- [WHAT YOU NEED TO DO]: Look through the records that follow. Copy every line containing the word "viande".

________

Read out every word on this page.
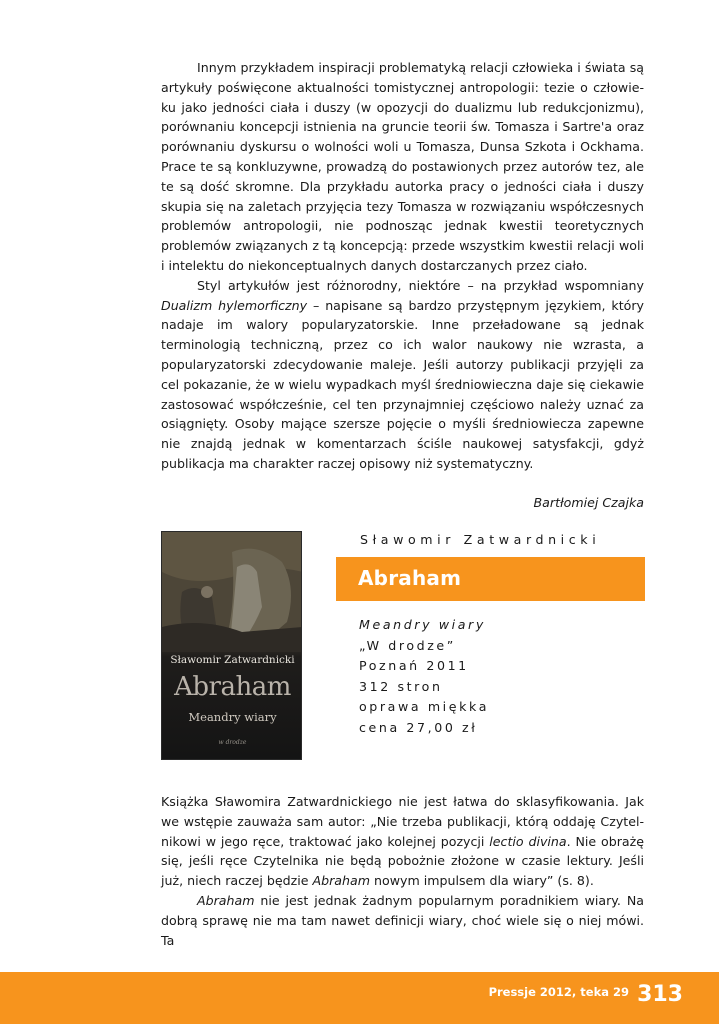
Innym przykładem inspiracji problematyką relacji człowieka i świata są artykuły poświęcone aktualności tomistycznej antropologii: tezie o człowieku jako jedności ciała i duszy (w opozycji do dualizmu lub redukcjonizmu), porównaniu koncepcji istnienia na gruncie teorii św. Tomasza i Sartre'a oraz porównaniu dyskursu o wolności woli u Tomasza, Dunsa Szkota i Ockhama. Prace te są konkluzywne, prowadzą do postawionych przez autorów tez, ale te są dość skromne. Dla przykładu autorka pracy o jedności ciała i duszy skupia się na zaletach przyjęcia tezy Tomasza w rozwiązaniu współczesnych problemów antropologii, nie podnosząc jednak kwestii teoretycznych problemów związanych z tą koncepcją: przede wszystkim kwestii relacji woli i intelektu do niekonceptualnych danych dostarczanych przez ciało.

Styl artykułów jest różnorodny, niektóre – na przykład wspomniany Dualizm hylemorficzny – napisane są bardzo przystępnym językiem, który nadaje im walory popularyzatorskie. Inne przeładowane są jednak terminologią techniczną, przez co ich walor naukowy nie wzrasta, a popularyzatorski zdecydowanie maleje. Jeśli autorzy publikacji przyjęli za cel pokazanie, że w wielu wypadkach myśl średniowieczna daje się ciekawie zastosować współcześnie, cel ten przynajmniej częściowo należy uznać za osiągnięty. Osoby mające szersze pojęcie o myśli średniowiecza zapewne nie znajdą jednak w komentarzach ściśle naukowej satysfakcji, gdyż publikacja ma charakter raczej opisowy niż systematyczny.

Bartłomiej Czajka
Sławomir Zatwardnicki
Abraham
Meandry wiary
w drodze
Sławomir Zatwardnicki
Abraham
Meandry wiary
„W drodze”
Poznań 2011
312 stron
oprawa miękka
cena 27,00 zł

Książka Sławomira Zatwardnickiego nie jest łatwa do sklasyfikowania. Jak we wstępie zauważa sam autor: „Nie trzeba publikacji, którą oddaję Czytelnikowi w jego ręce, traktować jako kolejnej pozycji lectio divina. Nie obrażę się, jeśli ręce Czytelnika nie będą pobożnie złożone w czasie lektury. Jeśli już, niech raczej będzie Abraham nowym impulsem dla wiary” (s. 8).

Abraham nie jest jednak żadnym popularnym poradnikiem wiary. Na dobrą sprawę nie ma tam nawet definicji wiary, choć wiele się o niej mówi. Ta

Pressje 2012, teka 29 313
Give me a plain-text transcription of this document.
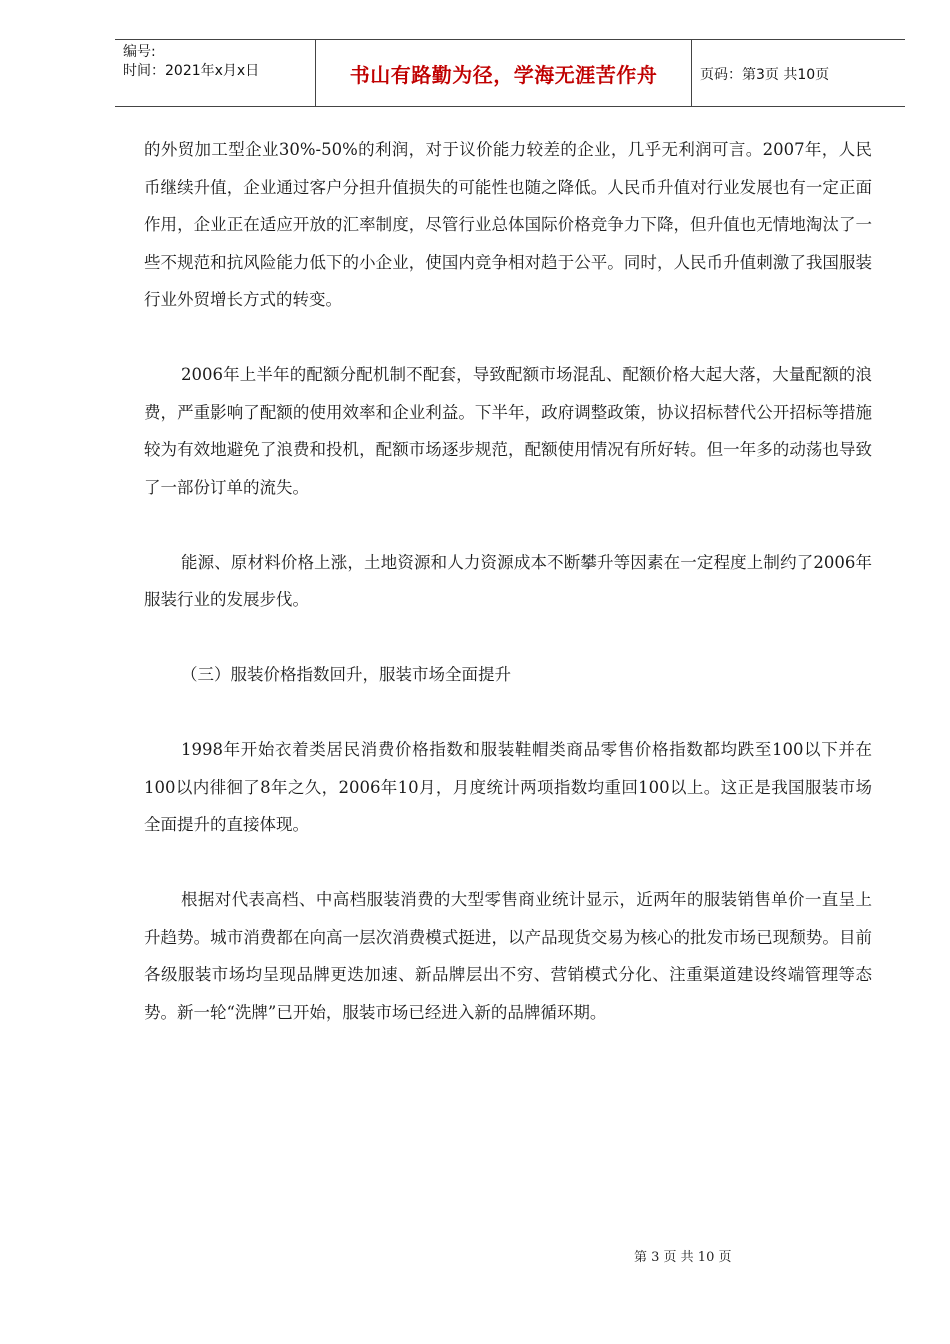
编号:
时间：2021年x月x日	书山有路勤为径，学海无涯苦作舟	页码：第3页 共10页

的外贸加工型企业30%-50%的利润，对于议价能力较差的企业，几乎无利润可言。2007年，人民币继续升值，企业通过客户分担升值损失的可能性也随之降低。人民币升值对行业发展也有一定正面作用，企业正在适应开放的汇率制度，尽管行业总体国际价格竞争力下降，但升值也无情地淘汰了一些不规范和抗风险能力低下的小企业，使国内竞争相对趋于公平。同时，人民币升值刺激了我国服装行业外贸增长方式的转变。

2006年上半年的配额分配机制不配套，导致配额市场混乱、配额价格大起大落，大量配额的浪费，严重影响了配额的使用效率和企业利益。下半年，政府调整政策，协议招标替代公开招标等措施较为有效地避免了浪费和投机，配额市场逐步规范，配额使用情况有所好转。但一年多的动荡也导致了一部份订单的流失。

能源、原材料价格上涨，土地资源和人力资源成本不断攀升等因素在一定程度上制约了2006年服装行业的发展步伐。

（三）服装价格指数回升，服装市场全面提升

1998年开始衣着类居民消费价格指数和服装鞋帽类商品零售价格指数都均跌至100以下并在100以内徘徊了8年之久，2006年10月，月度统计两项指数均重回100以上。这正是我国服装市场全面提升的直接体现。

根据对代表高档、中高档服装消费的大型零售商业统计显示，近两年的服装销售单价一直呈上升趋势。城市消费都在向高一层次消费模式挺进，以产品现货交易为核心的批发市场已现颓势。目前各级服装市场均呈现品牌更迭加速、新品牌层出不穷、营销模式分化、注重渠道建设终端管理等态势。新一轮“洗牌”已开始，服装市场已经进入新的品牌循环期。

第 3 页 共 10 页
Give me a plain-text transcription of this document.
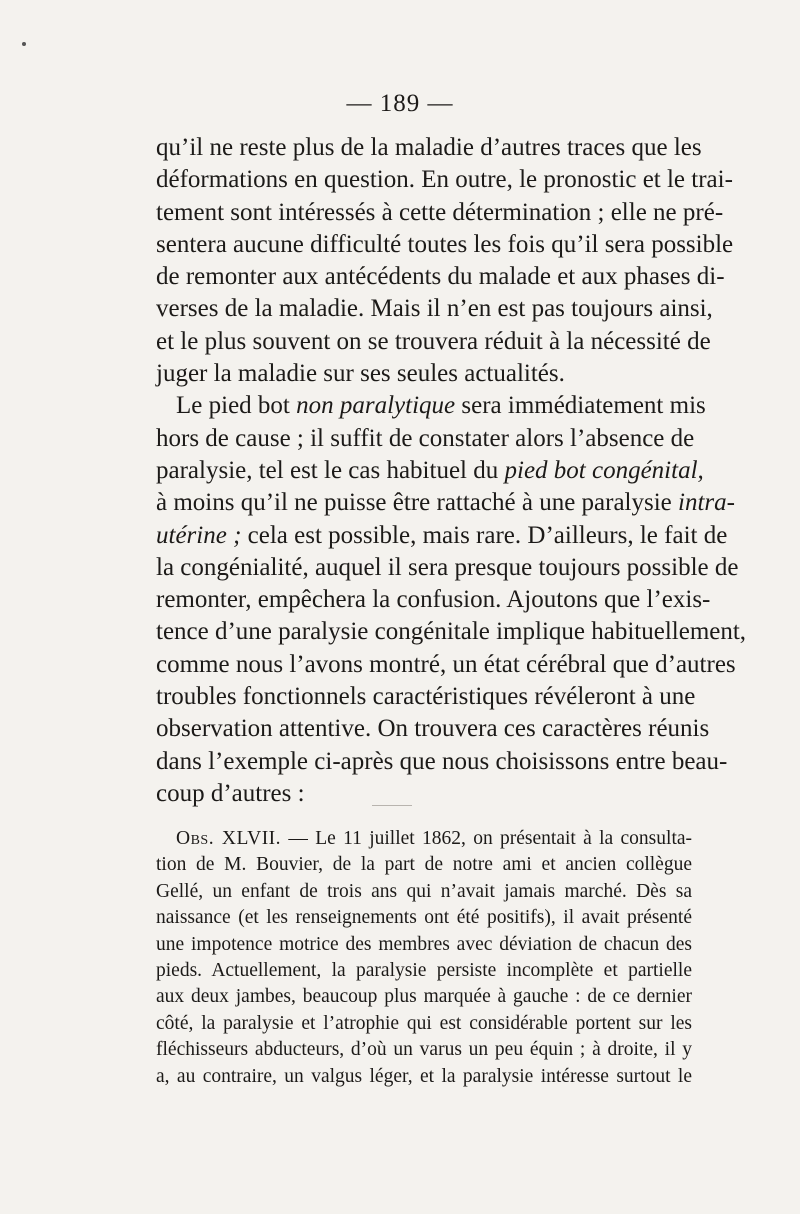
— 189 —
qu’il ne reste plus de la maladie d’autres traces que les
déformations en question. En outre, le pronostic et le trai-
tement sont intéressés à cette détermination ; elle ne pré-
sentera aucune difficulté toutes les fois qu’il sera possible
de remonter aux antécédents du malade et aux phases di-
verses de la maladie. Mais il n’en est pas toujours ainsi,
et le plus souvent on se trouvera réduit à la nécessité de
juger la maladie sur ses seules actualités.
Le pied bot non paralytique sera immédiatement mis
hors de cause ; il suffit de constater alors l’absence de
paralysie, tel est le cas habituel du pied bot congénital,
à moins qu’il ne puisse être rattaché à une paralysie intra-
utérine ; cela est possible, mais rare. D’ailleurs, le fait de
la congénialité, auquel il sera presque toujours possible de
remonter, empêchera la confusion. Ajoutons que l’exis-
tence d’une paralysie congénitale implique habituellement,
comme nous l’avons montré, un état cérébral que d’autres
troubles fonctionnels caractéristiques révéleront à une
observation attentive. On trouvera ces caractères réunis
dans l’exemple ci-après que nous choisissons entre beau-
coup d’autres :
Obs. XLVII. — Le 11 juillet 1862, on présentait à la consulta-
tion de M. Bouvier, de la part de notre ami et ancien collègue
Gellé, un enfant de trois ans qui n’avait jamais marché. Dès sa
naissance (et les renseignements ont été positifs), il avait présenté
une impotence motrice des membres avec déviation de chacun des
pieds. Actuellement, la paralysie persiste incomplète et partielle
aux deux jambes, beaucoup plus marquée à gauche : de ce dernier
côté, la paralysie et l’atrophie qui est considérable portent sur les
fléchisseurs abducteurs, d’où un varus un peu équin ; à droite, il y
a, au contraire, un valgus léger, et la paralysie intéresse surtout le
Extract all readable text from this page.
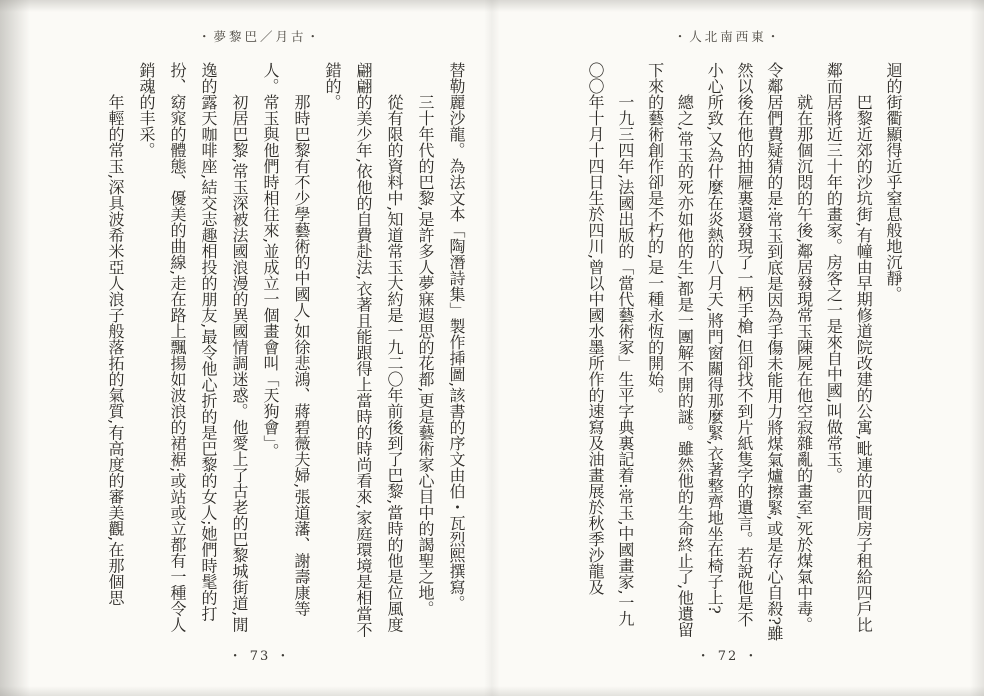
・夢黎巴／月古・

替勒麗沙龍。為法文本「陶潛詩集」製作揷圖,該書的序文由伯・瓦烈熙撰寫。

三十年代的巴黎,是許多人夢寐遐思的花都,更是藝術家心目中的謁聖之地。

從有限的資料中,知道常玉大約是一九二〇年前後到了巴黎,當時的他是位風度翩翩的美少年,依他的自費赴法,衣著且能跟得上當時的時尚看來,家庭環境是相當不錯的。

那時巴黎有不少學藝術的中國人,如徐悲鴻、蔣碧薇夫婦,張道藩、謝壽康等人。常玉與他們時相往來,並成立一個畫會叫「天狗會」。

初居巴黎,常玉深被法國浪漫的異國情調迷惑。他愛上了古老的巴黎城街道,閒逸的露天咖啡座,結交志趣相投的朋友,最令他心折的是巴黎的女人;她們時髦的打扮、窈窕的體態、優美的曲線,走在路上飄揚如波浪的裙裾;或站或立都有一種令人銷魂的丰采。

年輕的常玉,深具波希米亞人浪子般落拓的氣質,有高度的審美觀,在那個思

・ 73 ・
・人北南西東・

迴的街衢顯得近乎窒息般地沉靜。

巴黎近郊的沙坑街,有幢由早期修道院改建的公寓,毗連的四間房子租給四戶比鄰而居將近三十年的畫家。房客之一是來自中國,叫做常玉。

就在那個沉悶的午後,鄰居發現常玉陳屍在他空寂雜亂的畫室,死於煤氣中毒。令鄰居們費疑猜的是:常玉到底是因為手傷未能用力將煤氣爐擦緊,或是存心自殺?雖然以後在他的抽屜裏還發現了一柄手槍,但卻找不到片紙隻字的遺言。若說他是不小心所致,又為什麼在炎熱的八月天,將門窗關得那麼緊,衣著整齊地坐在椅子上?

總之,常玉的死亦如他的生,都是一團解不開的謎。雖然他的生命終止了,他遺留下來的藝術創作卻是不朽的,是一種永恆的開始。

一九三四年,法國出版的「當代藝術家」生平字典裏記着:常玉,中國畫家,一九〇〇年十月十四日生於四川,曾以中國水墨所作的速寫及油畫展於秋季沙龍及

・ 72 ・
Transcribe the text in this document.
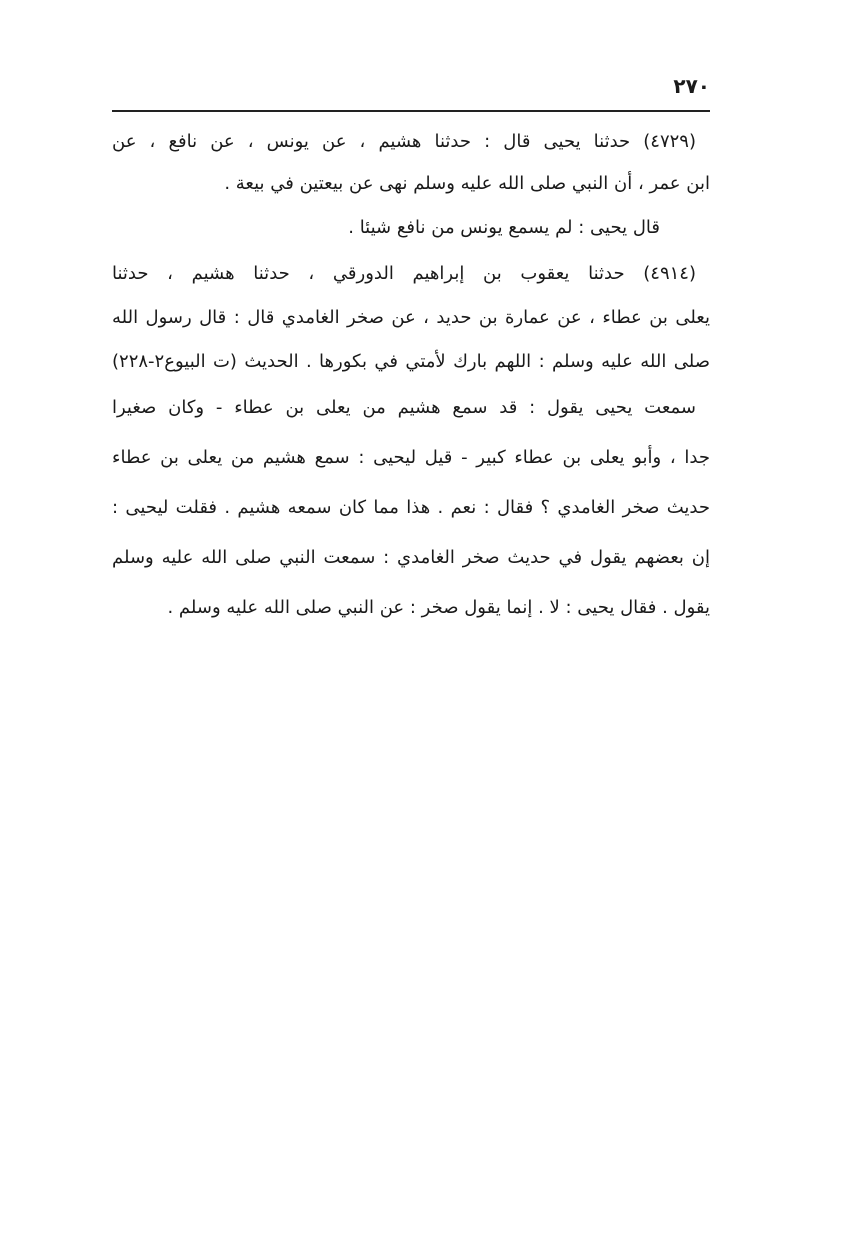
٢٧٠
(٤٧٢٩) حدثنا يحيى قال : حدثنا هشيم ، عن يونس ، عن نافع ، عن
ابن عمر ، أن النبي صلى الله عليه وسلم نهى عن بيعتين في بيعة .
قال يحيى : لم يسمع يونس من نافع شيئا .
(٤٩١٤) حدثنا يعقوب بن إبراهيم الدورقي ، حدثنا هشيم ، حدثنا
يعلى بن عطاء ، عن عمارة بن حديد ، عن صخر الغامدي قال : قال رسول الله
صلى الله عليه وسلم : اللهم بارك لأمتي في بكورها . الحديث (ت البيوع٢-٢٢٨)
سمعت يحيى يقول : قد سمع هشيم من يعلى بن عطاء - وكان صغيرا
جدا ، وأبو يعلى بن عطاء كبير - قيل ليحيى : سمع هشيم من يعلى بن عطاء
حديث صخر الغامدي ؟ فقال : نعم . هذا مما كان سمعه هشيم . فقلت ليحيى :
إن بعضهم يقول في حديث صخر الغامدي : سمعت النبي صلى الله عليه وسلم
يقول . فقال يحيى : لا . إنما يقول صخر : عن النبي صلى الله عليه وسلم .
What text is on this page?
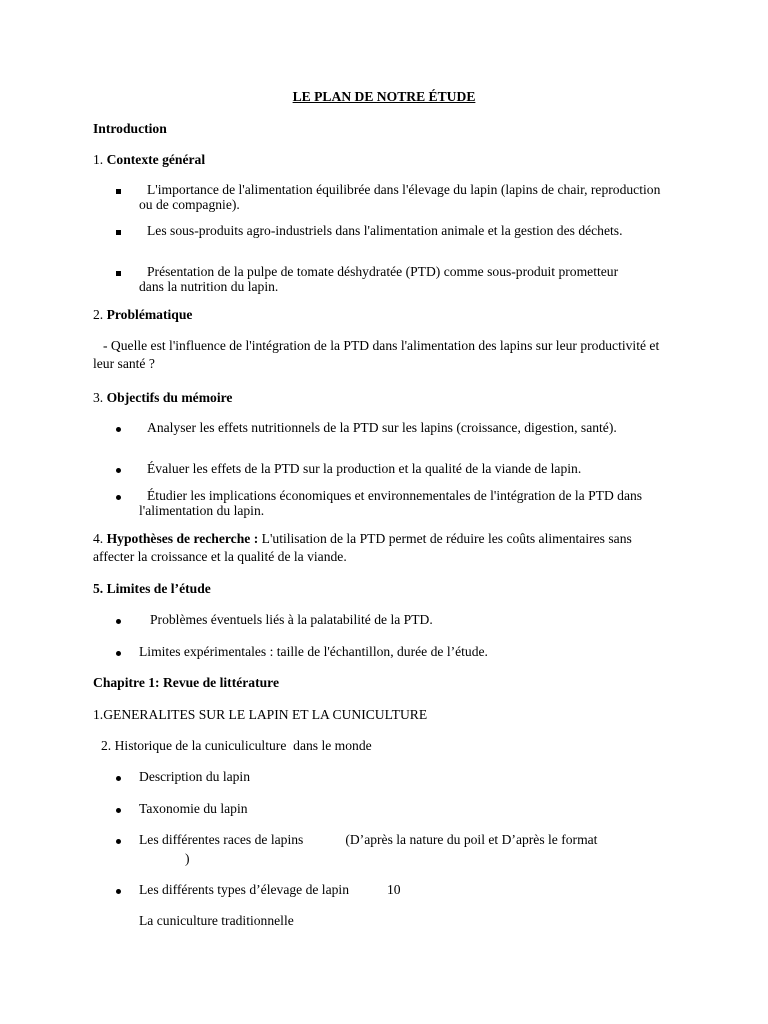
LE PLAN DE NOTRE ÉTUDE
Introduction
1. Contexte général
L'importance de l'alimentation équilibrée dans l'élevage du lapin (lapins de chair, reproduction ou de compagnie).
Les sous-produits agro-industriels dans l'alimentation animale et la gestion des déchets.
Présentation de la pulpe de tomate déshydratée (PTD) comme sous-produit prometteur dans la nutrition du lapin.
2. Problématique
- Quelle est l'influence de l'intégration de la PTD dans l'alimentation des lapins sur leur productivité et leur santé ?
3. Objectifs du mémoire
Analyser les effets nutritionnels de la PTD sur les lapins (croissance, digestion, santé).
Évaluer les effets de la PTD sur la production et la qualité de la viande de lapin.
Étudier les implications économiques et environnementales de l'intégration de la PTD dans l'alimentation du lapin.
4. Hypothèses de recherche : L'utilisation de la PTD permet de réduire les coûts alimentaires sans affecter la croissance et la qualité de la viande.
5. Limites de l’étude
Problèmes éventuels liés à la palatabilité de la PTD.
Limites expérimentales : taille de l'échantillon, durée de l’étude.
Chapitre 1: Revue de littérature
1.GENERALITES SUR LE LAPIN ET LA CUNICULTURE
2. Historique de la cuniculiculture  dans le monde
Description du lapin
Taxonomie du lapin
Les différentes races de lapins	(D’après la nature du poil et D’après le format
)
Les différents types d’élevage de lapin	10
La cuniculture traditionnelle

________

- [WRITTEN SOLUTION]:
Évaluer les effets de la PTD sur la production et la qualité de la viande de lapin.
4. Hypothèses de recherche : L'utilisation de la PTD permet de réduire les coûts alimentaires sans affecter la croissance et la qualité de la viande.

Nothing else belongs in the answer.